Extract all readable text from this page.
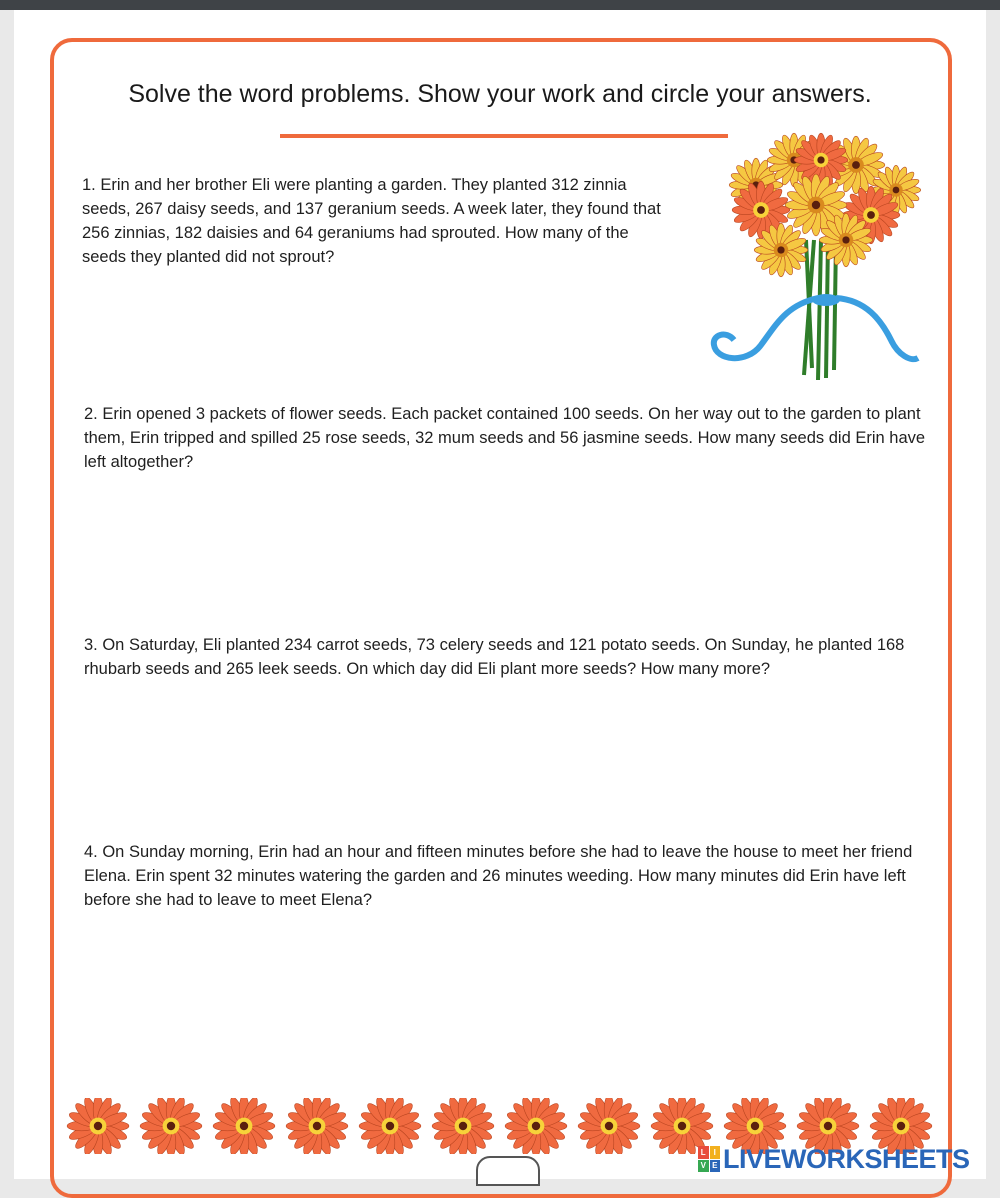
Solve the word problems. Show your work and circle your answers.

1. Erin and her brother Eli were planting a garden. They planted 312 zinnia seeds, 267 daisy seeds, and 137 geranium seeds. A week later, they found that 256 zinnias, 182 daisies and 64 geraniums had sprouted. How many of the seeds they planted did not sprout?

2. Erin opened 3 packets of flower seeds. Each packet contained 100 seeds. On her way out to the garden to plant them, Erin tripped and spilled 25 rose seeds, 32 mum seeds and 56 jasmine seeds. How many seeds did Erin have left altogether?

3. On Saturday, Eli planted 234 carrot seeds, 73 celery seeds and 121 potato seeds. On Sunday, he planted 168 rhubarb seeds and 265 leek seeds. On which day did Eli plant more seeds? How many more?

4. On Sunday morning, Erin had an hour and fifteen minutes before she had to leave the house to meet her friend Elena. Erin spent 32 minutes watering the garden and 26 minutes weeding. How many minutes did Erin have left before she had to leave to meet Elena?

L I
V E LIVEWORKSHEETS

● ● ● ● ● ● ●

• _Request_: Say the number of lines in the records above that include the string "planted", and no more.

• _Complete output_: 2